• **RECORD EXTRACTS**:
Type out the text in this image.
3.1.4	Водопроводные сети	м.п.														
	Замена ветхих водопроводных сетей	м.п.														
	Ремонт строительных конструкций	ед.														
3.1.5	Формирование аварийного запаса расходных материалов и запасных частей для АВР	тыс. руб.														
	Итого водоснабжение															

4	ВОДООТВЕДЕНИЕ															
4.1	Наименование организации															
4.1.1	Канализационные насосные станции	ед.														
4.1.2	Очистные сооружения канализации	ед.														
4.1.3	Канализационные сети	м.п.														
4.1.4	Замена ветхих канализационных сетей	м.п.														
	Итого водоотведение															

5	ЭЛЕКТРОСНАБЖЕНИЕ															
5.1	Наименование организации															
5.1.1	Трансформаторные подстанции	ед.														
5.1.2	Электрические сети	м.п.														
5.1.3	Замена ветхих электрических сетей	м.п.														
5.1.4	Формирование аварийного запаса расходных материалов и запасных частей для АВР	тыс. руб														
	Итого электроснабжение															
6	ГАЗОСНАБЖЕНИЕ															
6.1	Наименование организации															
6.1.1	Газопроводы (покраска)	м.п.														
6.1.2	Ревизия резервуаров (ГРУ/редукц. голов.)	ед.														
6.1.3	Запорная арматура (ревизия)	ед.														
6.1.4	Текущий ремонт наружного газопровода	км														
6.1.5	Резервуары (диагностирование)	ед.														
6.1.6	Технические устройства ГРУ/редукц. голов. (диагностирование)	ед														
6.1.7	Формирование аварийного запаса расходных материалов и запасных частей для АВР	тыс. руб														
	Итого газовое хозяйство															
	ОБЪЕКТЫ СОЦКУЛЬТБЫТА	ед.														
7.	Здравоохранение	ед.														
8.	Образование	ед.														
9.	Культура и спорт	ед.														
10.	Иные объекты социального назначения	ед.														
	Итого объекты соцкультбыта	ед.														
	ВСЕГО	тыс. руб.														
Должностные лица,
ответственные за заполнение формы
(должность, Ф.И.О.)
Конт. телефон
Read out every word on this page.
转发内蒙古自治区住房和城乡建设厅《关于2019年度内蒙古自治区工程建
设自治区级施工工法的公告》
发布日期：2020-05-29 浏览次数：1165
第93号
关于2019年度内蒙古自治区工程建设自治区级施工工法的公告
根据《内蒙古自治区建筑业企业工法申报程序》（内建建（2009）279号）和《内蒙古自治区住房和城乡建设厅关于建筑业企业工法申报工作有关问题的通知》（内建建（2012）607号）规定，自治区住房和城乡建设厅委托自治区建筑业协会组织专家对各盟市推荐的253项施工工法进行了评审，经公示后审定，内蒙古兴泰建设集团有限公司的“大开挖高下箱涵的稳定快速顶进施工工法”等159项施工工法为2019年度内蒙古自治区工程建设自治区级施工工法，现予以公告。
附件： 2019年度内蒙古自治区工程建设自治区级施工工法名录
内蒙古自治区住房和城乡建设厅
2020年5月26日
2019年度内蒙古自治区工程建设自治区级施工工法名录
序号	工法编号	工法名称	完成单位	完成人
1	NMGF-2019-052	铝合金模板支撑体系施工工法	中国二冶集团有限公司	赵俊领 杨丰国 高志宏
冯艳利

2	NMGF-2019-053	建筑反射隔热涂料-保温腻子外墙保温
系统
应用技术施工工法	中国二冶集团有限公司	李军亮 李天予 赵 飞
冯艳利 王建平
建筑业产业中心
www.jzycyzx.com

• **TASK PROMPT**:
Write out every record shown above, word for word.

• **PROBLEM SOLUTION**:
Type out the text in this image.
3.1.4	Водопроводные сети	м.п.														
	Замена ветхих водопроводных сетей	м.п.														
	Ремонт строительных конструкций	ед.														
3.1.5	Формирование аварийного запаса расходных материалов и запасных частей для АВР	тыс. руб.														
	Итого водоснабжение															

4	ВОДООТВЕДЕНИЕ															
4.1	Наименование организации															
4.1.1	Канализационные насосные станции	ед.														
4.1.2	Очистные сооружения канализации	ед.														
4.1.3	Канализационные сети	м.п.														
4.1.4	Замена ветхих канализационных сетей	м.п.														
	Итого водоотведение															

5	ЭЛЕКТРОСНАБЖЕНИЕ															
5.1	Наименование организации															
5.1.1	Трансформаторные подстанции	ед.														
5.1.2	Электрические сети	м.п.														
5.1.3	Замена ветхих электрических сетей	м.п.														
5.1.4	Формирование аварийного запаса расходных материалов и запасных частей для АВР	тыс. руб														
	Итого электроснабжение															
6	ГАЗОСНАБЖЕНИЕ															
6.1	Наименование организации															
6.1.1	Газопроводы (покраска)	м.п.														
6.1.2	Ревизия резервуаров (ГРУ/редукц. голов.)	ед.														
6.1.3	Запорная арматура (ревизия)	ед.														
6.1.4	Текущий ремонт наружного газопровода	км														
6.1.5	Резервуары (диагностирование)	ед.														
6.1.6	Технические устройства ГРУ/редукц. голов. (диагностирование)	ед														
6.1.7	Формирование аварийного запаса расходных материалов и запасных частей для АВР	тыс. руб														
	Итого газовое хозяйство															
	ОБЪЕКТЫ СОЦКУЛЬТБЫТА	ед.														
7.	Здравоохранение	ед.														
8.	Образование	ед.														
9.	Культура и спорт	ед.														
10.	Иные объекты социального назначения	ед.														
	Итого объекты соцкультбыта	ед.														
	ВСЕГО	тыс. руб.														
Должностные лица,
ответственные за заполнение формы
(должность, Ф.И.О.)
Конт. телефон
Read out every word on this page.
转发内蒙古自治区住房和城乡建设厅《关于2019年度内蒙古自治区工程建
设自治区级施工工法的公告》
发布日期：2020-05-29 浏览次数：1165
第93号
关于2019年度内蒙古自治区工程建设自治区级施工工法的公告
根据《内蒙古自治区建筑业企业工法申报程序》（内建建（2009）279号）和《内蒙古自治区住房和城乡建设厅关于建筑业企业工法申报工作有关问题的通知》（内建建（2012）607号）规定，自治区住房和城乡建设厅委托自治区建筑业协会组织专家对各盟市推荐的253项施工工法进行了评审，经公示后审定，内蒙古兴泰建设集团有限公司的“大开挖高下箱涵的稳定快速顶进施工工法”等159项施工工法为2019年度内蒙古自治区工程建设自治区级施工工法，现予以公告。
附件： 2019年度内蒙古自治区工程建设自治区级施工工法名录
内蒙古自治区住房和城乡建设厅
2020年5月26日
2019年度内蒙古自治区工程建设自治区级施工工法名录
序号	工法编号	工法名称	完成单位	完成人
1	NMGF-2019-052	铝合金模板支撑体系施工工法	中国二冶集团有限公司	赵俊领 杨丰国 高志宏
冯艳利

2	NMGF-2019-053	建筑反射隔热涂料-保温腻子外墙保温
系统
应用技术施工工法	中国二冶集团有限公司	李军亮 李天予 赵 飞
冯艳利 王建平
建筑业产业中心
www.jzycyzx.com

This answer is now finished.